Taylor Hill
/ Contributor via Getty Images

People Share The Worst Dating Experience They've Ever Had

Trending

I'd rather be alone unhappy!

Love is a beautiful thing but, also an insane, confusing, arduous life experience. Trying to find love can test anyone's most solid mental resolve. But we continue to try. And every date can lead to the best and most out there stories. At least there is that.

Redditor u/ItsMeMaple wanted to hear how off the rails other's love lives are to feel better about their's by asking.... What was the worst dating experience you've had and why?


In the Family.

Giphy

On the very first date this woman decides to tell me she had an affair with her brother-in-law. Couldn't leave the bar fast enough. jzhoodie

Cue awkward conversation.....

Went on a first date. Waited 60 minutes for food at the restaurant. Cue awkward conversation. Went to a movie and the movie jammed in the middle and we had to wait 20 minutes for them to fix it. Cue awkward conversation. On the way home, the car broke down and he insisted we couldn't call any of my brothers or sisters for a ride, so we walked 4 miles home. In the snow.

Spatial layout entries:
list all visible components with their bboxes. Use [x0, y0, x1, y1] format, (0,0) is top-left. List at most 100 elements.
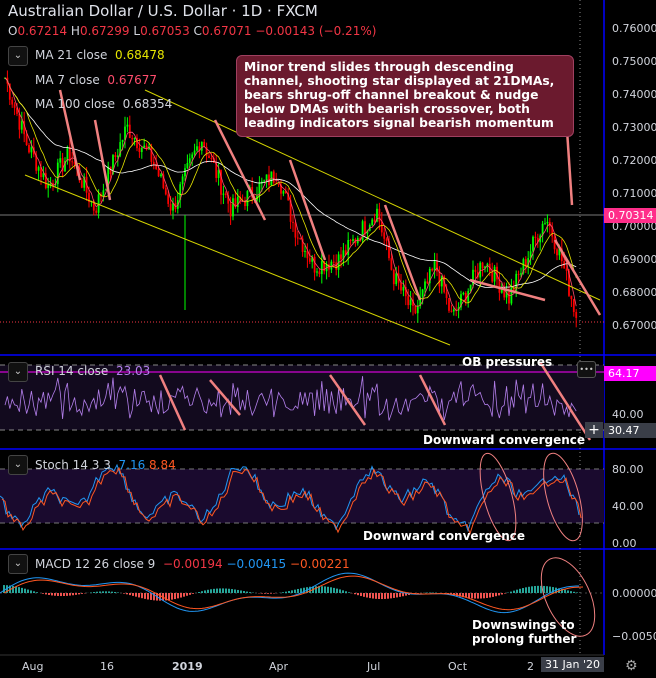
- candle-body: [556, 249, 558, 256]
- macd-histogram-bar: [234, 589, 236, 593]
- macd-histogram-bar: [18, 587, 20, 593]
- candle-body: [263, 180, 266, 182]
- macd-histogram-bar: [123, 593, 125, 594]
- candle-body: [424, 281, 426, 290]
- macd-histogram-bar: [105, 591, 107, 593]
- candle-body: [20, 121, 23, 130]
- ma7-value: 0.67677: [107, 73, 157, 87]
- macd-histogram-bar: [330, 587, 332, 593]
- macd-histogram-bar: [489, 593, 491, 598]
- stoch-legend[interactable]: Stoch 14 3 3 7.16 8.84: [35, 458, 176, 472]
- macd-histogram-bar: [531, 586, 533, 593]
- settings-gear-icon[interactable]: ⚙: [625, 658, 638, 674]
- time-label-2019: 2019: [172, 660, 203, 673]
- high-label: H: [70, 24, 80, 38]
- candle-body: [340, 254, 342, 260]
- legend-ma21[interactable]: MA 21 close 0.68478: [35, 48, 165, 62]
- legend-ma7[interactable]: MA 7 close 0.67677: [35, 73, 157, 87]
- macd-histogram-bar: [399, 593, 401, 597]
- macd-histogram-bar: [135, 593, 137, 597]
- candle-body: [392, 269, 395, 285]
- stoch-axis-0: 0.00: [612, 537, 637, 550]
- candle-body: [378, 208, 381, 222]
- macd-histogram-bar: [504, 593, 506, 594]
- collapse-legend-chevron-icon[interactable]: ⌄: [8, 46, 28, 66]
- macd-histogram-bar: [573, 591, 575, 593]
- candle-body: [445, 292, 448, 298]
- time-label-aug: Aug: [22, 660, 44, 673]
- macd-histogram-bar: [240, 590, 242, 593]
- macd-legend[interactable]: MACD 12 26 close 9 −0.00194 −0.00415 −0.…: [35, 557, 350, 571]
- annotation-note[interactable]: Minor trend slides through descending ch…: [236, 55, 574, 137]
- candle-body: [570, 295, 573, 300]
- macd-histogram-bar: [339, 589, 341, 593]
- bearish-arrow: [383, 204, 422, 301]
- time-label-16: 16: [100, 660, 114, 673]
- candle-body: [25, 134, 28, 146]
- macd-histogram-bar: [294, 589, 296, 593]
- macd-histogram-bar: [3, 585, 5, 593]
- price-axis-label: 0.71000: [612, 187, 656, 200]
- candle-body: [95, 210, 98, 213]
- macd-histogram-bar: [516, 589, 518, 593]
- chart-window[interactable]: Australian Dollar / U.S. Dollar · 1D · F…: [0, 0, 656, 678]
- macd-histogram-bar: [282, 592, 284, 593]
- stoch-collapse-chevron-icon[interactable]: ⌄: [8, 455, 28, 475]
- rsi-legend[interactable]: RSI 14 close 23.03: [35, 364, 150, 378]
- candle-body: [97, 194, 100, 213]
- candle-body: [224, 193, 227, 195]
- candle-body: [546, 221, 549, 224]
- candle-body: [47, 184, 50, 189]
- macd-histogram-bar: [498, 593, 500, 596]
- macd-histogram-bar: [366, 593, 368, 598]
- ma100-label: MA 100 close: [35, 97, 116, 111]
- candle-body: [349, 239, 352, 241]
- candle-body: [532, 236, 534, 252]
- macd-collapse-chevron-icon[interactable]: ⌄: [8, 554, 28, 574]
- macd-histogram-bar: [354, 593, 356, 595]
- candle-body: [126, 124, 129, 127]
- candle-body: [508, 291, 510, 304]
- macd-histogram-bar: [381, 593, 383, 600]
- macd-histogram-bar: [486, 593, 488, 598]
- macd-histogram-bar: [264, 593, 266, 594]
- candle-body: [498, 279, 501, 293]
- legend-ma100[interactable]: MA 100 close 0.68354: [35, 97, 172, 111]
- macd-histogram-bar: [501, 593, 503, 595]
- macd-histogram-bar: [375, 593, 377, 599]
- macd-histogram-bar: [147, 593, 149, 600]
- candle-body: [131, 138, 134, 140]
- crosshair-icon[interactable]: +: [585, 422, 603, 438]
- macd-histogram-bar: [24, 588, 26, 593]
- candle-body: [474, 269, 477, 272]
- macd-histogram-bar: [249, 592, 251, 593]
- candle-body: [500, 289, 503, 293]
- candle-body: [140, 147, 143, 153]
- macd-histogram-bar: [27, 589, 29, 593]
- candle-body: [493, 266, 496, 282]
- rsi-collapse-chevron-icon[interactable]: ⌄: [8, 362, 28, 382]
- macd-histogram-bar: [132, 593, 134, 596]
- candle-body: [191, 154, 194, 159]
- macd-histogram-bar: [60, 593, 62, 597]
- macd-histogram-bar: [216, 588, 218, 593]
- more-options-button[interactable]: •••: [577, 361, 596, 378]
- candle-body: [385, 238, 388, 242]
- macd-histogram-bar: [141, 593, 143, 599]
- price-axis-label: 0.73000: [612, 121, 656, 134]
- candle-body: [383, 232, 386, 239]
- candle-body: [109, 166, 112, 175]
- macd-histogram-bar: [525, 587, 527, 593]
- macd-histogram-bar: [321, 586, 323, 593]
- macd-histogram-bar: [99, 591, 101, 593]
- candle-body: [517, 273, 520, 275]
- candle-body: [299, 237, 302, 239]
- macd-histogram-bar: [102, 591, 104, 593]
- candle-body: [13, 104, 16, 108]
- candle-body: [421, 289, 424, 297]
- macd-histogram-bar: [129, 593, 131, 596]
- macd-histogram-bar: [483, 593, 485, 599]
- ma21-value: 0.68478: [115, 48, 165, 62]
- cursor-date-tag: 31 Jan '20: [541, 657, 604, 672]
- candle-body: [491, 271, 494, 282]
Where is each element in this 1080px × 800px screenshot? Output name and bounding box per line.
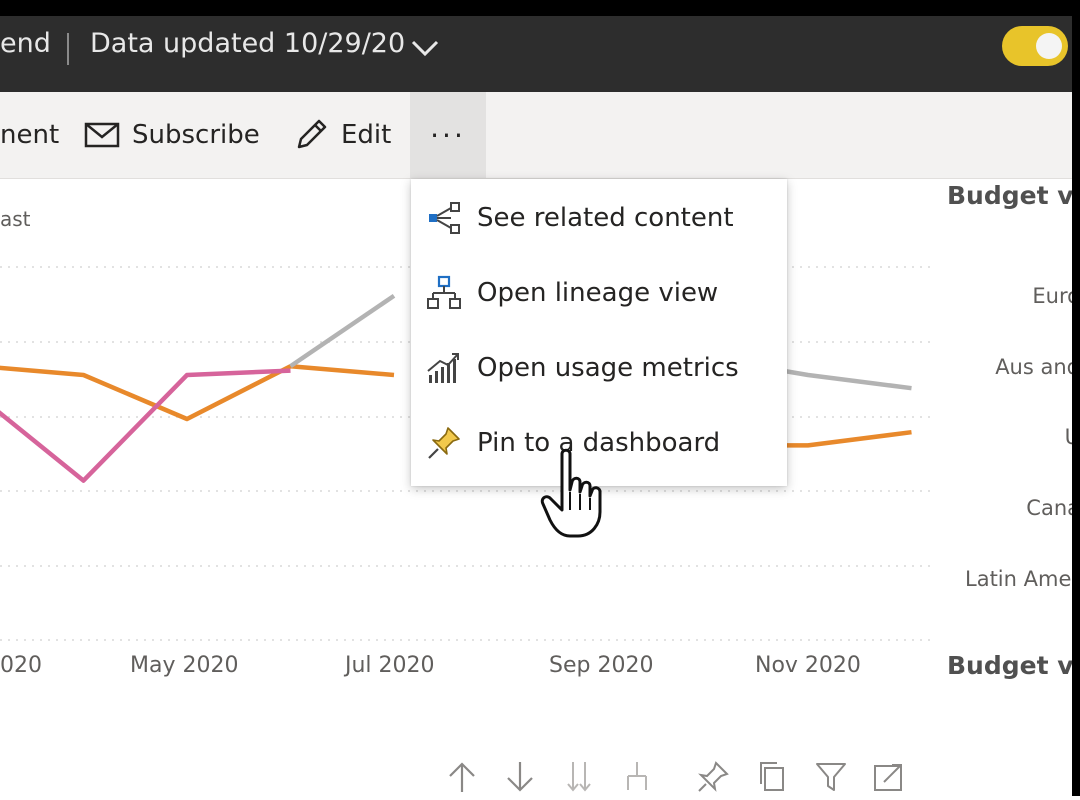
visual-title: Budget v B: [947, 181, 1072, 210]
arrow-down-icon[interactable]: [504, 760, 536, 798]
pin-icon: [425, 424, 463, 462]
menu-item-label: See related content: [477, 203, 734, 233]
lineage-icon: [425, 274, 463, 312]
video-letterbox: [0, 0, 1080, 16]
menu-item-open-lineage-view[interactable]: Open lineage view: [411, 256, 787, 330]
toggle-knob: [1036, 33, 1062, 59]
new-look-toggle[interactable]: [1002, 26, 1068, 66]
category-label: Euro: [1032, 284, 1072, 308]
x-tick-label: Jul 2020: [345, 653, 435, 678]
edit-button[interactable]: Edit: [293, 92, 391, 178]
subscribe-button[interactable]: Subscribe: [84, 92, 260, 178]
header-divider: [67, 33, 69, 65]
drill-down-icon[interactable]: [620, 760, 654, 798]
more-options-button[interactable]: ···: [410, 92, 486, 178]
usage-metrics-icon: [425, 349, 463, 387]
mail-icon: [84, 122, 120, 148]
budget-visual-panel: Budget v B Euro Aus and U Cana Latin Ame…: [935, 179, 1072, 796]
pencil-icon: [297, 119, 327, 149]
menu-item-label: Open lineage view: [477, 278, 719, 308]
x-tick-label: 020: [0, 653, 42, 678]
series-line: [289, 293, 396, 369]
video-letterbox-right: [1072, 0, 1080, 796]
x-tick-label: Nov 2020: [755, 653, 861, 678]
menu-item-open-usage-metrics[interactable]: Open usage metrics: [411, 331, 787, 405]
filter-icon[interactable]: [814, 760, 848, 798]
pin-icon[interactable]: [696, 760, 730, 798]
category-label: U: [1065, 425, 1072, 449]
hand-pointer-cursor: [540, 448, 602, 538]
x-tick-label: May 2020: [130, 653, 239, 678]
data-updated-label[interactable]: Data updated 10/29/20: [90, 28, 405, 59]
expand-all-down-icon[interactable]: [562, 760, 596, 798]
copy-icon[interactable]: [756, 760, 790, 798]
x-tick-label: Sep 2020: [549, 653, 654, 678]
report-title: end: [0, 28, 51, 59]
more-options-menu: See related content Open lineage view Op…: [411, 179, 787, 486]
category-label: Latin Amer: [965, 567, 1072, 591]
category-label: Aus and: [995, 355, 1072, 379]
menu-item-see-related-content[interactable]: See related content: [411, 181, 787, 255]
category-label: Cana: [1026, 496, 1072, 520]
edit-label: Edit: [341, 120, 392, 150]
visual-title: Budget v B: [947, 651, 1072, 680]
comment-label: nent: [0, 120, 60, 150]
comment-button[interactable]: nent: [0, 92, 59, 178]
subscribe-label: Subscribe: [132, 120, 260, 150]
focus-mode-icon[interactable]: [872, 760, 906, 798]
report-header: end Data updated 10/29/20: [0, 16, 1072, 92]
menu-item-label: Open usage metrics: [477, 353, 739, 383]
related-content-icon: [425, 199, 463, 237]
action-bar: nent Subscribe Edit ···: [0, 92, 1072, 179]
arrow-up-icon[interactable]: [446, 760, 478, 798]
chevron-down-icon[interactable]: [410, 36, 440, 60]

- _Directive A_:
Using the article on worst dating experiences, decide whether each statement agrees with it: (i) One date involved a 60-minute wait for food at a restaurant. (ii) After the car broke down, the pair walked 4 miles home in the rain. (iii) The woman mentioned her affair with her brother-in-law on a third date. Answer yes or no for each and quote the deciding words.
- _Directive B_:
Write the next part of the article on worst dating experiences, starting after its final sentence.
You won't need the lines.

- _Expected answer A_:
(i) Yes: "Waited 60 minutes for food at the restaurant."
(ii) No: "so we walked 4 miles home. In the snow."
(iii) No: "On the very first date this woman decides to tell me she had an affair with her brother-in-law."

- _Expected answer B_:
We have been married for 37 years. ;) 4ninawells

Bye Girl Bye. 

I got catfished but for some reason I felt too mean calling her out on it because she was a nice person, just not my type, and she had obviously used another woman's photos. Other than that she seemed very kind and I didn't want to hurt her feelings.

So we still went to my place where eventually during a movie after some hints she finally just asked me, "Do you want to have sex now?" Again I felt bad, so I made up this lie about how I really wanted to, but I was a devout Christian and it was a war inside me. I got her a soda and we finished watching Captain America.

At the end of it she asked me if I was gay and I said no, then she kinda rolled her eyes while we said goodbye. Kamehwik

Date ended there and then.

I went on a date with a guy who not only felt that I was emasculating him because I won't let him pay for my meal and drinks. It was a first date and I believe in splitting the bill on the first date so that no one feels they owe the other. He kept demanding that I let him pay and I kept saying it's fine when he blurted out "just let me pay damn it. How the heck else am I gonna get lucky tonight?"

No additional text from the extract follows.